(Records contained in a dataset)
+++
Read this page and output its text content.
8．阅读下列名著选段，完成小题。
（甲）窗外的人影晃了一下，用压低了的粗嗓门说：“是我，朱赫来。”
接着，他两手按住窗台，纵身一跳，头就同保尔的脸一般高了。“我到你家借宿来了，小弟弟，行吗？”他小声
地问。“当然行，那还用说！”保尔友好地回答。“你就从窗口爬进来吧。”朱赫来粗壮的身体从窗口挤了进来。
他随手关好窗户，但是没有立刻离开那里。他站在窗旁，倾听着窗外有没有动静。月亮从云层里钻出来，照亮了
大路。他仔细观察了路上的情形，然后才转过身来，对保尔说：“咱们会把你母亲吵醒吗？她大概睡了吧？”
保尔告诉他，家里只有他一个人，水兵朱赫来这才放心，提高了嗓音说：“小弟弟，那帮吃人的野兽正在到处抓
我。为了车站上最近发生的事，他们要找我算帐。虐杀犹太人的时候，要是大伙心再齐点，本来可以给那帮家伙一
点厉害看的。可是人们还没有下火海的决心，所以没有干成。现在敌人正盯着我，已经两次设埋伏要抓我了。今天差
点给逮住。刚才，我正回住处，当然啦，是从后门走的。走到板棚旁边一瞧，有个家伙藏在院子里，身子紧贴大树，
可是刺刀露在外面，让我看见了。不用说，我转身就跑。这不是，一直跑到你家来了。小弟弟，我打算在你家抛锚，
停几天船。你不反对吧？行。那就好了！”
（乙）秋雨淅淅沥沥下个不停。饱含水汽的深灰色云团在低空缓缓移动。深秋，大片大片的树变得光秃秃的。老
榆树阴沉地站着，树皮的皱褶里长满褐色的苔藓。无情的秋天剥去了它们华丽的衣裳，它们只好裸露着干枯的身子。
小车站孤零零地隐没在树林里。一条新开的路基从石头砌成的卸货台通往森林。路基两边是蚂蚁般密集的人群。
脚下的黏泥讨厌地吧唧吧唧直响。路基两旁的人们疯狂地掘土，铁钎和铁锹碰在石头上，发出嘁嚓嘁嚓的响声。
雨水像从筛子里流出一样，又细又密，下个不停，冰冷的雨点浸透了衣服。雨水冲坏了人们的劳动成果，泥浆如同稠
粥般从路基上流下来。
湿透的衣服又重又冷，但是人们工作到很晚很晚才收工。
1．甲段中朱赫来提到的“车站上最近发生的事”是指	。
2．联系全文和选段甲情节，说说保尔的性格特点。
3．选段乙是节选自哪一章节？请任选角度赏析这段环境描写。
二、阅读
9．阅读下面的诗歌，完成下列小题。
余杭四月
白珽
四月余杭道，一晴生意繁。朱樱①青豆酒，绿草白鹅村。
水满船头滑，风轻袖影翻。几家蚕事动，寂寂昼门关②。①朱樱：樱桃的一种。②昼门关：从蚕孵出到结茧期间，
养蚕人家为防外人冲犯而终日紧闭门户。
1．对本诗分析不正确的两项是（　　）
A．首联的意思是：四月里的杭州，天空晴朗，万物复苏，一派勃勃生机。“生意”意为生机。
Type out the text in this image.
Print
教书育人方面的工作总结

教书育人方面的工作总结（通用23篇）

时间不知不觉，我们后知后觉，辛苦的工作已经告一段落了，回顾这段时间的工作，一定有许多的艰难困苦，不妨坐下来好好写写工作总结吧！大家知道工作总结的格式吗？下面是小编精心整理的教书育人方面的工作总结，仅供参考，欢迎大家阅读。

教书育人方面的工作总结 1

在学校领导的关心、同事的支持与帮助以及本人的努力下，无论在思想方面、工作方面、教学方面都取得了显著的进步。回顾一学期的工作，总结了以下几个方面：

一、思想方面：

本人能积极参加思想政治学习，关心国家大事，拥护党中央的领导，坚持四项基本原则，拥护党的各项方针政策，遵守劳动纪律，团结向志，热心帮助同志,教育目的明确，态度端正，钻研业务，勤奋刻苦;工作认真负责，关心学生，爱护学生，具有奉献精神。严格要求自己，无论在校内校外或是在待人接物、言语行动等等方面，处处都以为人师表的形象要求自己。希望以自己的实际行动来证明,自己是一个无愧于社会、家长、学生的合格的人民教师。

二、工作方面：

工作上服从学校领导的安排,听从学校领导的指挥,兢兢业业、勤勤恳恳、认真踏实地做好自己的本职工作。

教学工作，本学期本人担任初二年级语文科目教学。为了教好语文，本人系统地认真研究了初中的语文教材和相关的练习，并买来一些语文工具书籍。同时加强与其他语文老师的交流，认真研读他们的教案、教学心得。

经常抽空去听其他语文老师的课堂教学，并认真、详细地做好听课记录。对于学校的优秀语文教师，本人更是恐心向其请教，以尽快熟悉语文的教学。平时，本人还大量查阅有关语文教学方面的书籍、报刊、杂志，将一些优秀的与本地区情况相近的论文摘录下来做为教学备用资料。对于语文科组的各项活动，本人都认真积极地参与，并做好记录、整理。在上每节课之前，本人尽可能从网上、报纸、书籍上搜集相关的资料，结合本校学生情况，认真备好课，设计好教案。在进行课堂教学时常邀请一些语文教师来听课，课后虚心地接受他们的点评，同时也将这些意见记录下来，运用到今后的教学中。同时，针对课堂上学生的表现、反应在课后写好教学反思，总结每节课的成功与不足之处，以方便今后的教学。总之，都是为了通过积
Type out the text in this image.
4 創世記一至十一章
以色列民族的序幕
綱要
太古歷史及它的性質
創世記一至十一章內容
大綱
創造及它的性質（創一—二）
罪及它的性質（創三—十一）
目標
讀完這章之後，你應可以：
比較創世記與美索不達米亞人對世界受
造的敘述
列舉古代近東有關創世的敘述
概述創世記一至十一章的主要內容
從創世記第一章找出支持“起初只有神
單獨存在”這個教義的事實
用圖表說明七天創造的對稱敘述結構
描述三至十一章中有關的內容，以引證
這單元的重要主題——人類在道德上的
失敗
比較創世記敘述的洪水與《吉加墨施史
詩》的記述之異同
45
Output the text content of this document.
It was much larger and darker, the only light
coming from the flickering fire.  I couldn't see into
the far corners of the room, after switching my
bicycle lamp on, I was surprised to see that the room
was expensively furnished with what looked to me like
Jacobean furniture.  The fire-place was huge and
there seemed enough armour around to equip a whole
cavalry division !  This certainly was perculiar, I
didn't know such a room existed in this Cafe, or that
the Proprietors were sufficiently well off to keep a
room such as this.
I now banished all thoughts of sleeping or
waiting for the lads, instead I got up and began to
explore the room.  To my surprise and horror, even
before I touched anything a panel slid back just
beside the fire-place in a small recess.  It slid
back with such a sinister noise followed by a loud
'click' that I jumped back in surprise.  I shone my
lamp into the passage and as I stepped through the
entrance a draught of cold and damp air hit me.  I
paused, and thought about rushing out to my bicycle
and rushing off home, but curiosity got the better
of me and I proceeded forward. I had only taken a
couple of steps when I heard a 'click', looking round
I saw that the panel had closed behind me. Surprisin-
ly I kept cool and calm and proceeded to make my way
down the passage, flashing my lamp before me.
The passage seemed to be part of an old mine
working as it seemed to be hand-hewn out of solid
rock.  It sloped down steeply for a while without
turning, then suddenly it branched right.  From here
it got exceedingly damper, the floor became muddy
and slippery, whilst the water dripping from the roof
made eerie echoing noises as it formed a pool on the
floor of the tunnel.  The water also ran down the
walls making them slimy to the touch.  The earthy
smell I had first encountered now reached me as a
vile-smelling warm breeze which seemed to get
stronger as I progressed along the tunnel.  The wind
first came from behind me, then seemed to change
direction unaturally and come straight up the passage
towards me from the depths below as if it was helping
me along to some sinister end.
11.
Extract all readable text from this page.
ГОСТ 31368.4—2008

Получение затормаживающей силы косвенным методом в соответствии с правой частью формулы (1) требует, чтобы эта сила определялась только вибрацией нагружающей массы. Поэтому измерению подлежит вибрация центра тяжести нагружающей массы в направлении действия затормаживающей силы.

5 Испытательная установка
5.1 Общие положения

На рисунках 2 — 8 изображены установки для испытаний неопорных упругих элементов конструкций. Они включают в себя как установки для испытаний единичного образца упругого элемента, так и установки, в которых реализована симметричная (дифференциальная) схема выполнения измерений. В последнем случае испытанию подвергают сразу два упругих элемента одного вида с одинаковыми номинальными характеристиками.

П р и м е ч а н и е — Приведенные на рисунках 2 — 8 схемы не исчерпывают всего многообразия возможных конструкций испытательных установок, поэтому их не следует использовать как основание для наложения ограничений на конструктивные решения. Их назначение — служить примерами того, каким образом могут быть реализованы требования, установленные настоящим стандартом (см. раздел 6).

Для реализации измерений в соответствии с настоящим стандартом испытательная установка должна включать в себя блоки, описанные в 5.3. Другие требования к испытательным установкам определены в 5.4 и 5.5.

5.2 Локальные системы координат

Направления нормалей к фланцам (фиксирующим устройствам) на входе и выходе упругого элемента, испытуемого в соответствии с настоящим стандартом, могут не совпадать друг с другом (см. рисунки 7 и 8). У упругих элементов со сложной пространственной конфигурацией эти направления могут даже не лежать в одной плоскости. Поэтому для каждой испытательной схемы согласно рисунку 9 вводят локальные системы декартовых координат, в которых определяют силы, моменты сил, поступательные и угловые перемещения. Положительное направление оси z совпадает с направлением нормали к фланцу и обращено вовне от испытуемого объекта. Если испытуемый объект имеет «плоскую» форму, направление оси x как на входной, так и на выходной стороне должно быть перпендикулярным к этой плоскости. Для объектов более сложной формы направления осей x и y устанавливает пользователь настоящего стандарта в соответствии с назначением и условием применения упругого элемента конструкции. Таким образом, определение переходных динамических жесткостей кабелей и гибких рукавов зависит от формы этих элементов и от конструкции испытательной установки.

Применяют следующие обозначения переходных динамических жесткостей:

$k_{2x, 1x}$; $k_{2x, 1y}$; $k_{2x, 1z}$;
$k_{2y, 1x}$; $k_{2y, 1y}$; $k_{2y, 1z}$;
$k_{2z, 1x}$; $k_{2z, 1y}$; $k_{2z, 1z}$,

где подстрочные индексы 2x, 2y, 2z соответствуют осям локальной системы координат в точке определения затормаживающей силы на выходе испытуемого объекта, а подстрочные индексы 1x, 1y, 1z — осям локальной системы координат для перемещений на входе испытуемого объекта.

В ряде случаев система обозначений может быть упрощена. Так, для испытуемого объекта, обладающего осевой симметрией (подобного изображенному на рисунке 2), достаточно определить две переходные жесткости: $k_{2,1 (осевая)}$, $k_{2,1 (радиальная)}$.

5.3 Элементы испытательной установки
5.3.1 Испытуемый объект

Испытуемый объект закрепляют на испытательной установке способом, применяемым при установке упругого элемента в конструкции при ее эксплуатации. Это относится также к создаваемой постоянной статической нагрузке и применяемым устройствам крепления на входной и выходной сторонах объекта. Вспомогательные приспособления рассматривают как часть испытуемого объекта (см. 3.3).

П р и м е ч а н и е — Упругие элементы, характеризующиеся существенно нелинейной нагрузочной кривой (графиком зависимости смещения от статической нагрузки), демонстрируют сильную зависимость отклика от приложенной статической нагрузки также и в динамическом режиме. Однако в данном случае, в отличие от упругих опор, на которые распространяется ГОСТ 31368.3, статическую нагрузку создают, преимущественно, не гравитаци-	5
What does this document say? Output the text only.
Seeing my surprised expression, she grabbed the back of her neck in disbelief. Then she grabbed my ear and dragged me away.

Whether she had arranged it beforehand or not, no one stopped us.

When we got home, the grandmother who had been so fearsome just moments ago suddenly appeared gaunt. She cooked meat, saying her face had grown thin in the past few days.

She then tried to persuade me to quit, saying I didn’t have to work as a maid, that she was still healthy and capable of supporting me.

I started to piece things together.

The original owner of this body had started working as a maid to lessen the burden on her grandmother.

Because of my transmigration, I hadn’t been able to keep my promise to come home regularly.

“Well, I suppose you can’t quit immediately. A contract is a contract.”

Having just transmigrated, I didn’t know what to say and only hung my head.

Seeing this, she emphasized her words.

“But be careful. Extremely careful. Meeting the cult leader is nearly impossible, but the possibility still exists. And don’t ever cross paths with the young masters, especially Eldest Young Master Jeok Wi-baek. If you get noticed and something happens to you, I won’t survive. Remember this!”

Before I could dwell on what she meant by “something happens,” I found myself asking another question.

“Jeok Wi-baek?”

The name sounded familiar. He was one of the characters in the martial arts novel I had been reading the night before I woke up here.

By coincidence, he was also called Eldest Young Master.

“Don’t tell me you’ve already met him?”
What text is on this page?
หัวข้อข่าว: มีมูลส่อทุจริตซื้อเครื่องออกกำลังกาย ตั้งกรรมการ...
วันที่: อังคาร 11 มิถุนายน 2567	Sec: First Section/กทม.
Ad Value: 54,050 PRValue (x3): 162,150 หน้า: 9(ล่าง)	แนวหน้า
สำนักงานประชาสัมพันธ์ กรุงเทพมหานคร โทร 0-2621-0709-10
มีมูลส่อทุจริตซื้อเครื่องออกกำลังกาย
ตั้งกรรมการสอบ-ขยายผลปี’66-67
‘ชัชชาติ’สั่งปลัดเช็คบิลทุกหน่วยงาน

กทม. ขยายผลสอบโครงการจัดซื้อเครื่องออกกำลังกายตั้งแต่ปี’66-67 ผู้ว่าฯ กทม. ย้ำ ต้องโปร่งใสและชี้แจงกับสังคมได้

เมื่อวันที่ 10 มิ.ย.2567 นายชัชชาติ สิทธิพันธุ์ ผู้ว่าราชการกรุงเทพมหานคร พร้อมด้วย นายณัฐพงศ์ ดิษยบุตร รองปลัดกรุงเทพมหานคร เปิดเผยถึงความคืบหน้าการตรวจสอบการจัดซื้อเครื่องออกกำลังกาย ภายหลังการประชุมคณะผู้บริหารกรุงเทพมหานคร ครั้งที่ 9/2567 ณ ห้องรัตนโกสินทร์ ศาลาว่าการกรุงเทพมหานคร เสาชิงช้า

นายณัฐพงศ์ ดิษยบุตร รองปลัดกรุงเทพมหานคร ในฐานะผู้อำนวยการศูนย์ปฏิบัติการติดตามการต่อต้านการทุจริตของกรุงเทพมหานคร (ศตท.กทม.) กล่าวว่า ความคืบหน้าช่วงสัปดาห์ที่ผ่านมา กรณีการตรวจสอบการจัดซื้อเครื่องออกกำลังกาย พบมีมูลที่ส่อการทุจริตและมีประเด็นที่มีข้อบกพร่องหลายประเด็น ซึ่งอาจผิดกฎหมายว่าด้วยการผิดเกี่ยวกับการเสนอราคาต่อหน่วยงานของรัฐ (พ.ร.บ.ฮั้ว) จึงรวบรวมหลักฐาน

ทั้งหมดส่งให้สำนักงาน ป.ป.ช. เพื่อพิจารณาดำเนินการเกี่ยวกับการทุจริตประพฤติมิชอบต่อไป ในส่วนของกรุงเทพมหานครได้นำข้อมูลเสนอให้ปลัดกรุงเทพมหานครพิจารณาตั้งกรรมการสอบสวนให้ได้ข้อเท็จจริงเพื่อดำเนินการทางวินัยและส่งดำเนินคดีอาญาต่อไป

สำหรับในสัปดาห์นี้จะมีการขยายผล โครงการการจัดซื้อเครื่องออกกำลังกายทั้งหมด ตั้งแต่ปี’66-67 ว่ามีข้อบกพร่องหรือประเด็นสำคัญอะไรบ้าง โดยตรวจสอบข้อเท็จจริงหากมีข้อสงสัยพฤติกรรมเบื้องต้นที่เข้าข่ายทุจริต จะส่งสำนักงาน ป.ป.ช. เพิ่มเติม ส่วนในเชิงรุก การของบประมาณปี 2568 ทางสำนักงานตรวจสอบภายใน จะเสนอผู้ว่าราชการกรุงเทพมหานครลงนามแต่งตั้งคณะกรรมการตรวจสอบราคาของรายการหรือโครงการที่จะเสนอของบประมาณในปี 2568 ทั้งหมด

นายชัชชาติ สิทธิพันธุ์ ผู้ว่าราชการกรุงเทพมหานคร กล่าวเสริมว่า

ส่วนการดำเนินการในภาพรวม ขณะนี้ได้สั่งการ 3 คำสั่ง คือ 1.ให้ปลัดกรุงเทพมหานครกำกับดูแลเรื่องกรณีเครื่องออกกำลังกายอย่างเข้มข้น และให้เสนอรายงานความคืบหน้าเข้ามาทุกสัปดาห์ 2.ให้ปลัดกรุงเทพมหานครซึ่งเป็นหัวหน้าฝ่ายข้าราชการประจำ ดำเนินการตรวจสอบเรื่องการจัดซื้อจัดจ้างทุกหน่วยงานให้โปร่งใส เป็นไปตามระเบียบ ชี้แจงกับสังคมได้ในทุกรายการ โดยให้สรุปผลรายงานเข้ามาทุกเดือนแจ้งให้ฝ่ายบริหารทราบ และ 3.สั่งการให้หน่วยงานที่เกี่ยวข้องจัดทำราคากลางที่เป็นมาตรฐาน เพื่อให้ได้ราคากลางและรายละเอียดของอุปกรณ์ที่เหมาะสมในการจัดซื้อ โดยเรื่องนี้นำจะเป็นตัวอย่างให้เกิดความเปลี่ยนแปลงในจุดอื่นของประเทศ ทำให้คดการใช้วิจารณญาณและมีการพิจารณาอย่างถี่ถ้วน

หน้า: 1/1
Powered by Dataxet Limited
+++
» GIVEN EXERCISE
Check each line of the records for the word "content", and show the lines that contain it.

» FULL ANSWER
Read this page and output its text content.
Output the text content of this document.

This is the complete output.